WRITTEN INSTRUCTION:
Reproduce the listing below word for word, with no pictures.
## Start STORED ROWS
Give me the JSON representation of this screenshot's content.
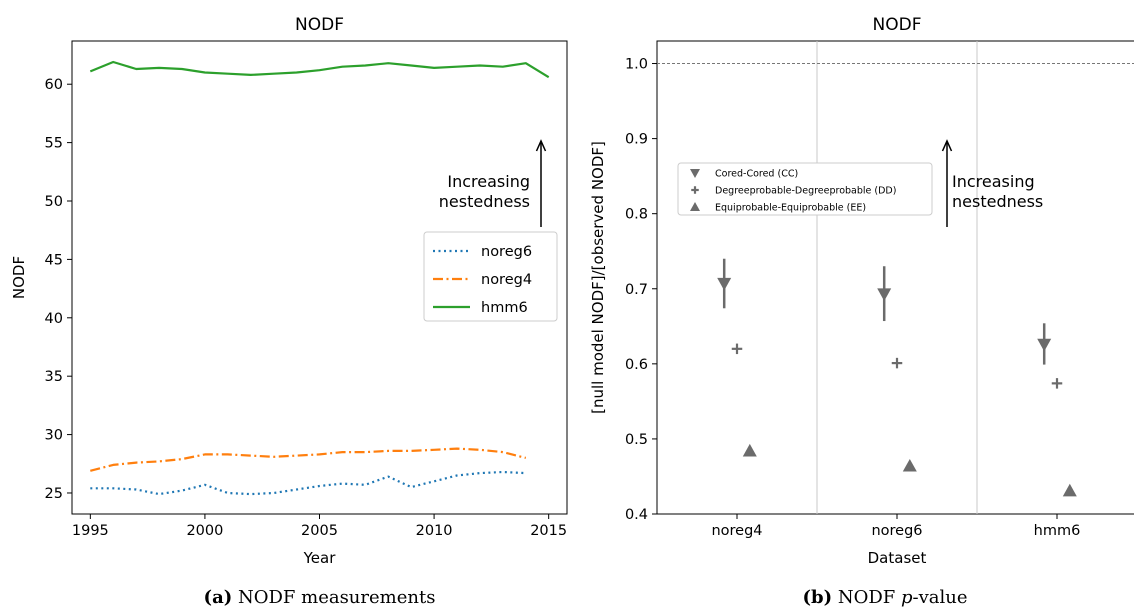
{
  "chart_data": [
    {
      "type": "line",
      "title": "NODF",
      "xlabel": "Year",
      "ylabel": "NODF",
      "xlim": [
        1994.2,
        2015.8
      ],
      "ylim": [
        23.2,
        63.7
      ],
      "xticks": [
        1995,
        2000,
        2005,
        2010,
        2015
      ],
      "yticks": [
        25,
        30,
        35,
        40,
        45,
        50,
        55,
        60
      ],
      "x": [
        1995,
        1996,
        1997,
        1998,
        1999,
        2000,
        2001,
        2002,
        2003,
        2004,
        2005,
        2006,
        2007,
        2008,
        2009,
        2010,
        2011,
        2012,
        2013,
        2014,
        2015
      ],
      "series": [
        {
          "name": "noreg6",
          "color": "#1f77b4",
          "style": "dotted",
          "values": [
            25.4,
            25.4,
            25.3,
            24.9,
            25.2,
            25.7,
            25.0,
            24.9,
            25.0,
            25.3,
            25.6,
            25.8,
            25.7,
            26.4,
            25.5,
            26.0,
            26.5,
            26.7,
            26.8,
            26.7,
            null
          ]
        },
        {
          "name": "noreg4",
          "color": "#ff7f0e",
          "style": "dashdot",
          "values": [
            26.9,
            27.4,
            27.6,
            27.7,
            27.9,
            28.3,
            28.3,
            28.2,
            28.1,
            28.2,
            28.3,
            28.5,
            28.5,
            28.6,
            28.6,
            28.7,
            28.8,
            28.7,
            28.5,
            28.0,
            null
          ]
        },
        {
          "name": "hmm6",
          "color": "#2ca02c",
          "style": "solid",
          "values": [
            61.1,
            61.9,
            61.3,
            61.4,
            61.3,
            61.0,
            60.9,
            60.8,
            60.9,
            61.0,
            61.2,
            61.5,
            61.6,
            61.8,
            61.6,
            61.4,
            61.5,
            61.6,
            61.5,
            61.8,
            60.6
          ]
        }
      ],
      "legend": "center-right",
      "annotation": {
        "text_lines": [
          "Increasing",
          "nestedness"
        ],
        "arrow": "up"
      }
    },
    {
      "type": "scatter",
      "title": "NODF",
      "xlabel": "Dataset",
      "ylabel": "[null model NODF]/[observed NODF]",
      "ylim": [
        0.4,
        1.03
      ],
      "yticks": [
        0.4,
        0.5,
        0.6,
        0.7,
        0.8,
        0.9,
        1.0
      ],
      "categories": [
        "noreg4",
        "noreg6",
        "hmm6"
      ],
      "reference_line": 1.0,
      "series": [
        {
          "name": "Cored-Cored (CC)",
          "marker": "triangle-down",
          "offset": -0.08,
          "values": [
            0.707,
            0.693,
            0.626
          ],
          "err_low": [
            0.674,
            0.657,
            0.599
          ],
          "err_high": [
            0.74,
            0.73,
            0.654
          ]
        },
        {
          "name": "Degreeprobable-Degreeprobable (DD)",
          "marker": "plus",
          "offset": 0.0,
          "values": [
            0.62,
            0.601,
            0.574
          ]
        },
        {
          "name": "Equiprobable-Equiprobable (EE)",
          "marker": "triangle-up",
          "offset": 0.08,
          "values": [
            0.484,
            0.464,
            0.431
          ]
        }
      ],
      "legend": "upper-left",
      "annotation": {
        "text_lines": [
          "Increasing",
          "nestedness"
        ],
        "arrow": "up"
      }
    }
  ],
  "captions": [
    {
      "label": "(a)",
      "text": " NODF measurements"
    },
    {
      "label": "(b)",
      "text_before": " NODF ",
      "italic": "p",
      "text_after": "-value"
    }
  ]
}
## End STORED ROWS
COMPLETED TASK:
Give me the JSON representation of this screenshot's content.
{
  "chart_data": [
    {
      "type": "line",
      "title": "NODF",
      "xlabel": "Year",
      "ylabel": "NODF",
      "xlim": [
        1994.2,
        2015.8
      ],
      "ylim": [
        23.2,
        63.7
      ],
      "xticks": [
        1995,
        2000,
        2005,
        2010,
        2015
      ],
      "yticks": [
        25,
        30,
        35,
        40,
        45,
        50,
        55,
        60
      ],
      "x": [
        1995,
        1996,
        1997,
        1998,
        1999,
        2000,
        2001,
        2002,
        2003,
        2004,
        2005,
        2006,
        2007,
        2008,
        2009,
        2010,
        2011,
        2012,
        2013,
        2014,
        2015
      ],
      "series": [
        {
          "name": "noreg6",
          "color": "#1f77b4",
          "style": "dotted",
          "values": [
            25.4,
            25.4,
            25.3,
            24.9,
            25.2,
            25.7,
            25.0,
            24.9,
            25.0,
            25.3,
            25.6,
            25.8,
            25.7,
            26.4,
            25.5,
            26.0,
            26.5,
            26.7,
            26.8,
            26.7,
            null
          ]
        },
        {
          "name": "noreg4",
          "color": "#ff7f0e",
          "style": "dashdot",
          "values": [
            26.9,
            27.4,
            27.6,
            27.7,
            27.9,
            28.3,
            28.3,
            28.2,
            28.1,
            28.2,
            28.3,
            28.5,
            28.5,
            28.6,
            28.6,
            28.7,
            28.8,
            28.7,
            28.5,
            28.0,
            null
          ]
        },
        {
          "name": "hmm6",
          "color": "#2ca02c",
          "style": "solid",
          "values": [
            61.1,
            61.9,
            61.3,
            61.4,
            61.3,
            61.0,
            60.9,
            60.8,
            60.9,
            61.0,
            61.2,
            61.5,
            61.6,
            61.8,
            61.6,
            61.4,
            61.5,
            61.6,
            61.5,
            61.8,
            60.6
          ]
        }
      ],
      "legend": "center-right",
      "annotation": {
        "text_lines": [
          "Increasing",
          "nestedness"
        ],
        "arrow": "up"
      }
    },
    {
      "type": "scatter",
      "title": "NODF",
      "xlabel": "Dataset",
      "ylabel": "[null model NODF]/[observed NODF]",
      "ylim": [
        0.4,
        1.03
      ],
      "yticks": [
        0.4,
        0.5,
        0.6,
        0.7,
        0.8,
        0.9,
        1.0
      ],
      "categories": [
        "noreg4",
        "noreg6",
        "hmm6"
      ],
      "reference_line": 1.0,
      "series": [
        {
          "name": "Cored-Cored (CC)",
          "marker": "triangle-down",
          "offset": -0.08,
          "values": [
            0.707,
            0.693,
            0.626
          ],
          "err_low": [
            0.674,
            0.657,
            0.599
          ],
          "err_high": [
            0.74,
            0.73,
            0.654
          ]
        },
        {
          "name": "Degreeprobable-Degreeprobable (DD)",
          "marker": "plus",
          "offset": 0.0,
          "values": [
            0.62,
            0.601,
            0.574
          ]
        },
        {
          "name": "Equiprobable-Equiprobable (EE)",
          "marker": "triangle-up",
          "offset": 0.08,
          "values": [
            0.484,
            0.464,
            0.431
          ]
        }
      ],
      "legend": "upper-left",
      "annotation": {
        "text_lines": [
          "Increasing",
          "nestedness"
        ],
        "arrow": "up"
      }
    }
  ],
  "captions": [
    {
      "label": "(a)",
      "text": " NODF measurements"
    },
    {
      "label": "(b)",
      "text_before": " NODF ",
      "italic": "p",
      "text_after": "-value"
    }
  ]
}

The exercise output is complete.